** begin Record excerpts **

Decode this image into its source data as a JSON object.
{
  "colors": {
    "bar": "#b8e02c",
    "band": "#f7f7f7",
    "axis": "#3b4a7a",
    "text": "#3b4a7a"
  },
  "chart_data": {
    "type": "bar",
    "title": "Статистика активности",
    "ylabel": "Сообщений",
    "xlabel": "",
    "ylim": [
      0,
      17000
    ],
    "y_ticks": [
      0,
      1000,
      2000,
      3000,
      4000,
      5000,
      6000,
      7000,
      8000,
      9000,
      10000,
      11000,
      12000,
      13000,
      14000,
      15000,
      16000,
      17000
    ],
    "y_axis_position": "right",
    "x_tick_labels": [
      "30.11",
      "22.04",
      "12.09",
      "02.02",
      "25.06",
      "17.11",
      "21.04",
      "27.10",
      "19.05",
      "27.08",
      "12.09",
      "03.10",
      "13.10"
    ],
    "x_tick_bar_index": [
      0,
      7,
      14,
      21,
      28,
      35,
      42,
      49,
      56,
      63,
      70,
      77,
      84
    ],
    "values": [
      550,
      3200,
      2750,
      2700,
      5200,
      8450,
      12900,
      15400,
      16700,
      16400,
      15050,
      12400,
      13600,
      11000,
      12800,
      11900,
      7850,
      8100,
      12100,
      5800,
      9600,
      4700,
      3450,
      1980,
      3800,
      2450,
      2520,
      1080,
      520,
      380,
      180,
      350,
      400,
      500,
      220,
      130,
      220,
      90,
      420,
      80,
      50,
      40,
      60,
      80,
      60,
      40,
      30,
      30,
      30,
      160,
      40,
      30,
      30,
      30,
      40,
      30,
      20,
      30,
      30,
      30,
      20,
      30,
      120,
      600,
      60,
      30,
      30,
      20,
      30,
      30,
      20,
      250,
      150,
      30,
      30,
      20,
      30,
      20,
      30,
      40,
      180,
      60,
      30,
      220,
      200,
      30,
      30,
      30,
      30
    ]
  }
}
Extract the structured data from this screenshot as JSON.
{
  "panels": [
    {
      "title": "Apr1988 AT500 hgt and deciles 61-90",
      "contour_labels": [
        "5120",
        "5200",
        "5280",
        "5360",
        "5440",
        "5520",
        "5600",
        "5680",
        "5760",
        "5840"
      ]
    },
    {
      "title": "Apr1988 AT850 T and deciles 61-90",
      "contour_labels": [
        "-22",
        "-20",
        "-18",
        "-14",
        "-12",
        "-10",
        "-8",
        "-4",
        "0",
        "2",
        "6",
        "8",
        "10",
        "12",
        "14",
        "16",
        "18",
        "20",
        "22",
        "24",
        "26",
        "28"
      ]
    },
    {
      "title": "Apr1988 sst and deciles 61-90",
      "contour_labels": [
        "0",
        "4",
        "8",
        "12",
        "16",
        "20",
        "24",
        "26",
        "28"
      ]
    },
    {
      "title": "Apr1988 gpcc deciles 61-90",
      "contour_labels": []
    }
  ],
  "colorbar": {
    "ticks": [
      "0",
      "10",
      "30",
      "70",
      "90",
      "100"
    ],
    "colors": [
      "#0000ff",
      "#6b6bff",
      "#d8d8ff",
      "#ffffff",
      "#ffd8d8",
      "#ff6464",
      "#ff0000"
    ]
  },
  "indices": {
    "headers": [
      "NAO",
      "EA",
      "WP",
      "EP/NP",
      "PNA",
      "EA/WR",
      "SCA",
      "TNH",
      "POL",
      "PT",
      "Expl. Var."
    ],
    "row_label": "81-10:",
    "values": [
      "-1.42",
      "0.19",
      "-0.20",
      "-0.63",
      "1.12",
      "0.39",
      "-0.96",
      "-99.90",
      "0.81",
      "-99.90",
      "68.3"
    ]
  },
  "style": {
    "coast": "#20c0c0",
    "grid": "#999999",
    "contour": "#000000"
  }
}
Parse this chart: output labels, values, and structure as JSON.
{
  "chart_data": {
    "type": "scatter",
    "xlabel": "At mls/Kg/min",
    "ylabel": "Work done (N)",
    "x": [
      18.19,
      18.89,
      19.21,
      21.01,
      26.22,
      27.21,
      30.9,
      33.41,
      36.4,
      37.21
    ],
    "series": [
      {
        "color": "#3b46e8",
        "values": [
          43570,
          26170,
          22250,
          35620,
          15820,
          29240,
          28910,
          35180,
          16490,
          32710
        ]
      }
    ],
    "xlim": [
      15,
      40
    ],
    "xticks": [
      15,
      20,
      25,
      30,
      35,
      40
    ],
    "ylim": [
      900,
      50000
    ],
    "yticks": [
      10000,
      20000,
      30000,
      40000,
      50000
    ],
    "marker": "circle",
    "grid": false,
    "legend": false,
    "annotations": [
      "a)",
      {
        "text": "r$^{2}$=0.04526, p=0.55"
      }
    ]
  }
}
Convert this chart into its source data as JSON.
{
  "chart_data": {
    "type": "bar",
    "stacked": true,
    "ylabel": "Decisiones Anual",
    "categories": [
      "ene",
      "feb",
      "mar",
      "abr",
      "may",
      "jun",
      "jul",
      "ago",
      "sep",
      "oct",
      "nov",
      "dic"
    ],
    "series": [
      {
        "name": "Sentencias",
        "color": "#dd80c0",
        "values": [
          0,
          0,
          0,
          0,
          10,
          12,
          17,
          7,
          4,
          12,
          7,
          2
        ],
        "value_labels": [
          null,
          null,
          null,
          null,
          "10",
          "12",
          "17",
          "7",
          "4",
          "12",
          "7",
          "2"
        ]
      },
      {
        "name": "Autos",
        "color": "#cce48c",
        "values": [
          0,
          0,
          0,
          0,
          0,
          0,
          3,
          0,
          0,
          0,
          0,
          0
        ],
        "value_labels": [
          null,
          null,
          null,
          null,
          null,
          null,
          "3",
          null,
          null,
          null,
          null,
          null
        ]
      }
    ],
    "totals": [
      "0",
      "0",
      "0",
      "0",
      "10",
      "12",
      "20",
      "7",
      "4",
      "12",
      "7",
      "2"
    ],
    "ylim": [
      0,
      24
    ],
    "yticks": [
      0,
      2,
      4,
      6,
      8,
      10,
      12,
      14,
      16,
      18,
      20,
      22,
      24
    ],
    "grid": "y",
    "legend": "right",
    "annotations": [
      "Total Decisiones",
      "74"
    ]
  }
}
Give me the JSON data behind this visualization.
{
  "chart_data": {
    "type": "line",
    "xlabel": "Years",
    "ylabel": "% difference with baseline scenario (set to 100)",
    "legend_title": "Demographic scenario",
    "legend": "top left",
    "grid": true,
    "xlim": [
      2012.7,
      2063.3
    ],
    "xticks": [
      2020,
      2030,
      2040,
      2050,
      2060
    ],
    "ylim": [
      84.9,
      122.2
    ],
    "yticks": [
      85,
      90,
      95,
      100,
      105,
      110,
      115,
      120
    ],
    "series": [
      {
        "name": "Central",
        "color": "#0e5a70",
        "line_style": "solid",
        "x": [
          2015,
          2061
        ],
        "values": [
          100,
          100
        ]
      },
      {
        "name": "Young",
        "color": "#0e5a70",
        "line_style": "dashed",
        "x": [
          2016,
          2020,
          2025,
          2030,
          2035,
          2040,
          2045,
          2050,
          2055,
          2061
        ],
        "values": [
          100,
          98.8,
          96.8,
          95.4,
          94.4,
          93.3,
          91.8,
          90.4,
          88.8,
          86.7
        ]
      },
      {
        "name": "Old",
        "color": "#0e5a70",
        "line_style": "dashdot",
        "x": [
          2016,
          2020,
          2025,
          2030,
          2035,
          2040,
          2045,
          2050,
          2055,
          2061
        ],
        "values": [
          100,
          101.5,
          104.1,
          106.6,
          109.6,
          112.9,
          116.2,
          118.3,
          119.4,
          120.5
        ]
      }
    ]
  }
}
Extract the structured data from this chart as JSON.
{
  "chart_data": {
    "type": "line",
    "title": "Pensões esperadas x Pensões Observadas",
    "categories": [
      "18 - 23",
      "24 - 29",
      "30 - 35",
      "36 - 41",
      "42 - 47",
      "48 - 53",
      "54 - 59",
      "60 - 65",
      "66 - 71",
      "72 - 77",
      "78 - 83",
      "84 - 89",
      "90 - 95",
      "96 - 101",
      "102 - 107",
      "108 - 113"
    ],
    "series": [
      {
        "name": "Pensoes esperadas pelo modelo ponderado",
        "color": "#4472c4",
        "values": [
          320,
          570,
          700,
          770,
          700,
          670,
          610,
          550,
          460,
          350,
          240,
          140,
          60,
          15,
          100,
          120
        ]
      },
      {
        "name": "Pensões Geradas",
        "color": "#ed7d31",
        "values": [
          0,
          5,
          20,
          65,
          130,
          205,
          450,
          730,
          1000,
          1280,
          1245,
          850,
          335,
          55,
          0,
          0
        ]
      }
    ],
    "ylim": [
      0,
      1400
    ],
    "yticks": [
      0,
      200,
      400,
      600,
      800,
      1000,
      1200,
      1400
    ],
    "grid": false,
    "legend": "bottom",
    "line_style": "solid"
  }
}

** end Record excerpts **

▸ Set task: Repeat exactly the lines from the one containing "Extract the structured data from this chart" through the last line of the records above, both included, and nothing else.

▸ The completed task:
Extract the structured data from this chart as JSON.
{
  "chart_data": {
    "type": "line",
    "title": "Pensões esperadas x Pensões Observadas",
    "categories": [
      "18 - 23",
      "24 - 29",
      "30 - 35",
      "36 - 41",
      "42 - 47",
      "48 - 53",
      "54 - 59",
      "60 - 65",
      "66 - 71",
      "72 - 77",
      "78 - 83",
      "84 - 89",
      "90 - 95",
      "96 - 101",
      "102 - 107",
      "108 - 113"
    ],
    "series": [
      {
        "name": "Pensoes esperadas pelo modelo ponderado",
        "color": "#4472c4",
        "values": [
          320,
          570,
          700,
          770,
          700,
          670,
          610,
          550,
          460,
          350,
          240,
          140,
          60,
          15,
          100,
          120
        ]
      },
      {
        "name": "Pensões Geradas",
        "color": "#ed7d31",
        "values": [
          0,
          5,
          20,
          65,
          130,
          205,
          450,
          730,
          1000,
          1280,
          1245,
          850,
          335,
          55,
          0,
          0
        ]
      }
    ],
    "ylim": [
      0,
      1400
    ],
    "yticks": [
      0,
      200,
      400,
      600,
      800,
      1000,
      1200,
      1400
    ],
    "grid": false,
    "legend": "bottom",
    "line_style": "solid"
  }
}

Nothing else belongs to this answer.